Data entries
————————

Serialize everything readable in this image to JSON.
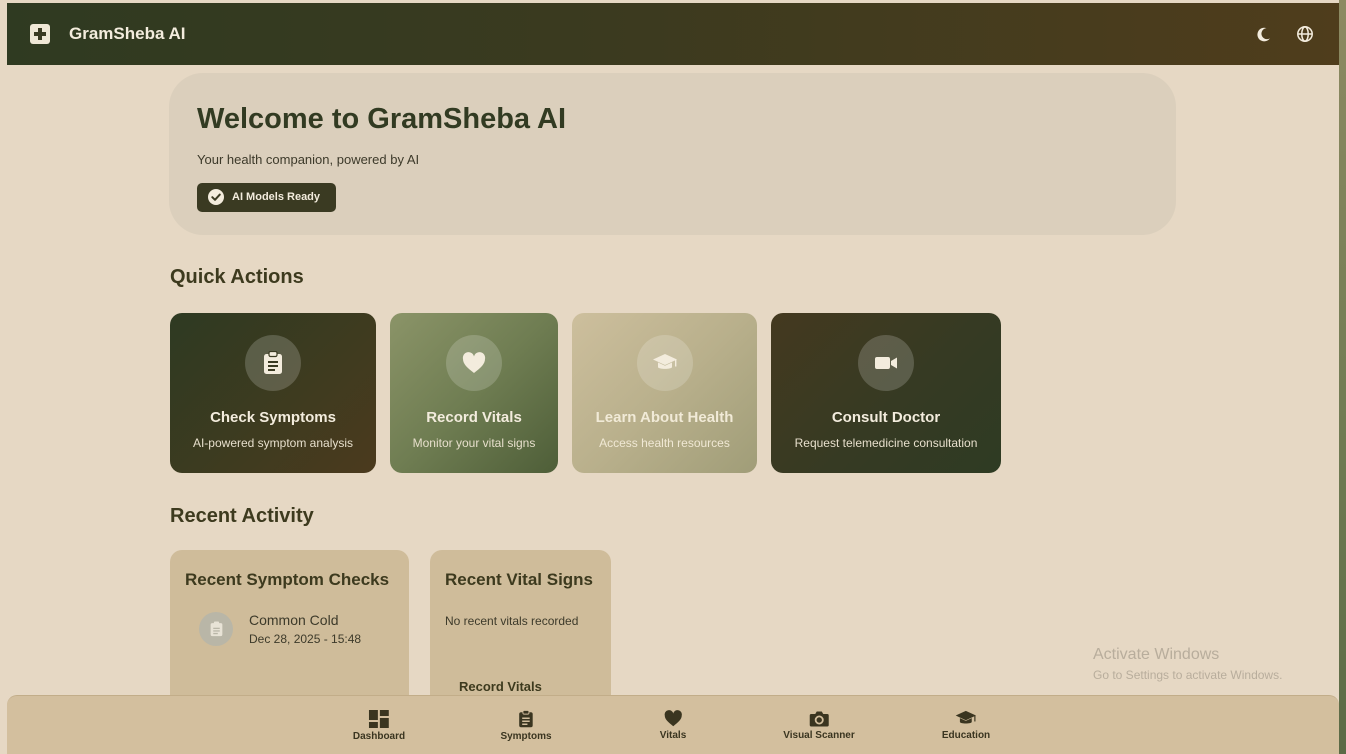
{
  "header": {
    "brand": "GramSheba AI"
  },
  "welcome": {
    "title": "Welcome to GramSheba AI",
    "subtitle": "Your health companion, powered by AI",
    "badge": "AI Models Ready"
  },
  "quick_actions": {
    "title": "Quick Actions",
    "cards": [
      {
        "title": "Check Symptoms",
        "desc": "AI-powered symptom analysis",
        "icon": "clipboard-icon"
      },
      {
        "title": "Record Vitals",
        "desc": "Monitor your vital signs",
        "icon": "heart-icon"
      },
      {
        "title": "Learn About Health",
        "desc": "Access health resources",
        "icon": "graduation-cap-icon"
      },
      {
        "title": "Consult Doctor",
        "desc": "Request telemedicine consultation",
        "icon": "video-camera-icon"
      }
    ]
  },
  "recent_activity": {
    "title": "Recent Activity",
    "symptom_checks": {
      "title": "Recent Symptom Checks",
      "entries": [
        {
          "name": "Common Cold",
          "date": "Dec 28, 2025 - 15:48"
        }
      ]
    },
    "vital_signs": {
      "title": "Recent Vital Signs",
      "empty_text": "No recent vitals recorded",
      "action": "Record Vitals"
    }
  },
  "watermark": {
    "line1": "Activate Windows",
    "line2": "Go to Settings to activate Windows."
  },
  "bottom_nav": [
    {
      "label": "Dashboard",
      "icon": "dashboard-icon"
    },
    {
      "label": "Symptoms",
      "icon": "clipboard-icon"
    },
    {
      "label": "Vitals",
      "icon": "heart-icon"
    },
    {
      "label": "Visual Scanner",
      "icon": "camera-icon"
    },
    {
      "label": "Education",
      "icon": "graduation-cap-icon"
    }
  ],
  "colors": {
    "background": "#e6d8c4",
    "header_dark": "#2f3a21",
    "accent_dark": "#3a3a22",
    "card_tan": "#cfbc9a"
  }
}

————————

• [Short problem]: Retype the listing exactly. Pictures do not belong in the copy.

• [Expected answer]:
Serialize everything readable in this image to JSON.
{
  "header": {
    "brand": "GramSheba AI"
  },
  "welcome": {
    "title": "Welcome to GramSheba AI",
    "subtitle": "Your health companion, powered by AI",
    "badge": "AI Models Ready"
  },
  "quick_actions": {
    "title": "Quick Actions",
    "cards": [
      {
        "title": "Check Symptoms",
        "desc": "AI-powered symptom analysis",
        "icon": "clipboard-icon"
      },
      {
        "title": "Record Vitals",
        "desc": "Monitor your vital signs",
        "icon": "heart-icon"
      },
      {
        "title": "Learn About Health",
        "desc": "Access health resources",
        "icon": "graduation-cap-icon"
      },
      {
        "title": "Consult Doctor",
        "desc": "Request telemedicine consultation",
        "icon": "video-camera-icon"
      }
    ]
  },
  "recent_activity": {
    "title": "Recent Activity",
    "symptom_checks": {
      "title": "Recent Symptom Checks",
      "entries": [
        {
          "name": "Common Cold",
          "date": "Dec 28, 2025 - 15:48"
        }
      ]
    },
    "vital_signs": {
      "title": "Recent Vital Signs",
      "empty_text": "No recent vitals recorded",
      "action": "Record Vitals"
    }
  },
  "watermark": {
    "line1": "Activate Windows",
    "line2": "Go to Settings to activate Windows."
  },
  "bottom_nav": [
    {
      "label": "Dashboard",
      "icon": "dashboard-icon"
    },
    {
      "label": "Symptoms",
      "icon": "clipboard-icon"
    },
    {
      "label": "Vitals",
      "icon": "heart-icon"
    },
    {
      "label": "Visual Scanner",
      "icon": "camera-icon"
    },
    {
      "label": "Education",
      "icon": "graduation-cap-icon"
    }
  ],
  "colors": {
    "background": "#e6d8c4",
    "header_dark": "#2f3a21",
    "accent_dark": "#3a3a22",
    "card_tan": "#cfbc9a"
  }
}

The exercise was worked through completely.